_Problem statement:_ Print the records below word for word, but leave out the pictures.

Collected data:
= = =
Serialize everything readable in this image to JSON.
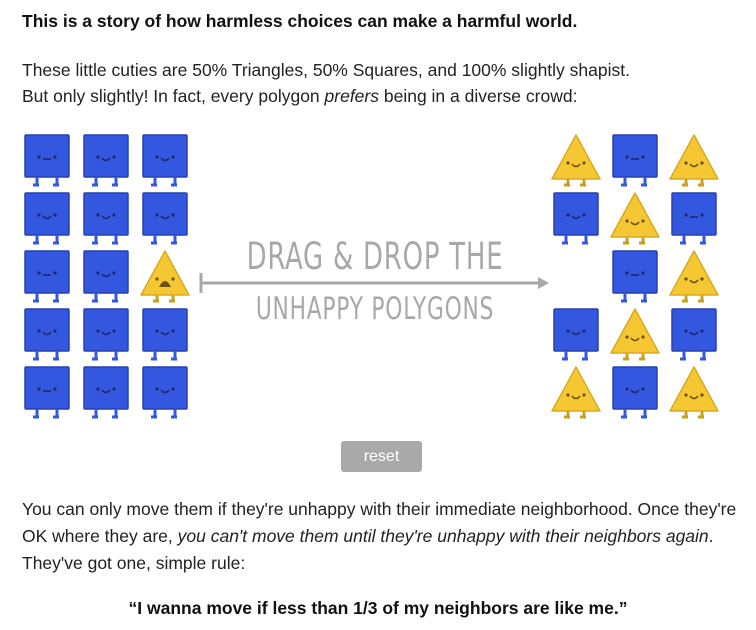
{
  "headline": "This is a story of how harmless choices can make a harmful world.",
  "intro": {
    "line1": "These little cuties are 50% Triangles, 50% Squares, and 100% slightly shapist.",
    "line2_pre": "But only slightly! In fact, every polygon ",
    "line2_em": "prefers",
    "line2_post": " being in a diverse crowd:"
  },
  "drag_label": {
    "line1": "DRAG & DROP THE",
    "line2": "UNHAPPY POLYGONS"
  },
  "reset_label": "reset",
  "rule_intro": {
    "pre": "You can only move them if they're unhappy with their immediate neighborhood. Once they're OK where they are, ",
    "em": "you can't move them until they're unhappy with their neighbors again",
    "post": ". They've got one, simple rule:"
  },
  "rule_quote": "“I wanna move if less than 1/3 of my neighbors are like me.”",
  "colors": {
    "square": "#3457e0",
    "triangle": "#f5c732",
    "label": "#a8a8a8"
  },
  "grids": {
    "left": [
      [
        "square-meh",
        "square-happy",
        "square-happy"
      ],
      [
        "square-happy",
        "square-happy",
        "square-happy"
      ],
      [
        "square-meh",
        "square-happy",
        "triangle-sad"
      ],
      [
        "square-happy",
        "square-happy",
        "square-happy"
      ],
      [
        "square-meh",
        "square-happy",
        "square-happy"
      ]
    ],
    "right": [
      [
        "triangle-happy",
        "square-meh",
        "triangle-happy"
      ],
      [
        "square-happy",
        "triangle-happy",
        "square-meh"
      ],
      [
        "empty",
        "square-meh",
        "triangle-happy"
      ],
      [
        "square-happy",
        "triangle-happy",
        "square-happy"
      ],
      [
        "triangle-happy",
        "square-happy",
        "triangle-happy"
      ]
    ]
  }
}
= = =
_Response to this task:_
Serialize everything readable in this image to JSON.
{
  "headline": "This is a story of how harmless choices can make a harmful world.",
  "intro": {
    "line1": "These little cuties are 50% Triangles, 50% Squares, and 100% slightly shapist.",
    "line2_pre": "But only slightly! In fact, every polygon ",
    "line2_em": "prefers",
    "line2_post": " being in a diverse crowd:"
  },
  "drag_label": {
    "line1": "DRAG & DROP THE",
    "line2": "UNHAPPY POLYGONS"
  },
  "reset_label": "reset",
  "rule_intro": {
    "pre": "You can only move them if they're unhappy with their immediate neighborhood. Once they're OK where they are, ",
    "em": "you can't move them until they're unhappy with their neighbors again",
    "post": ". They've got one, simple rule:"
  },
  "rule_quote": "“I wanna move if less than 1/3 of my neighbors are like me.”",
  "colors": {
    "square": "#3457e0",
    "triangle": "#f5c732",
    "label": "#a8a8a8"
  },
  "grids": {
    "left": [
      [
        "square-meh",
        "square-happy",
        "square-happy"
      ],
      [
        "square-happy",
        "square-happy",
        "square-happy"
      ],
      [
        "square-meh",
        "square-happy",
        "triangle-sad"
      ],
      [
        "square-happy",
        "square-happy",
        "square-happy"
      ],
      [
        "square-meh",
        "square-happy",
        "square-happy"
      ]
    ],
    "right": [
      [
        "triangle-happy",
        "square-meh",
        "triangle-happy"
      ],
      [
        "square-happy",
        "triangle-happy",
        "square-meh"
      ],
      [
        "empty",
        "square-meh",
        "triangle-happy"
      ],
      [
        "square-happy",
        "triangle-happy",
        "square-happy"
      ],
      [
        "triangle-happy",
        "square-happy",
        "triangle-happy"
      ]
    ]
  }
}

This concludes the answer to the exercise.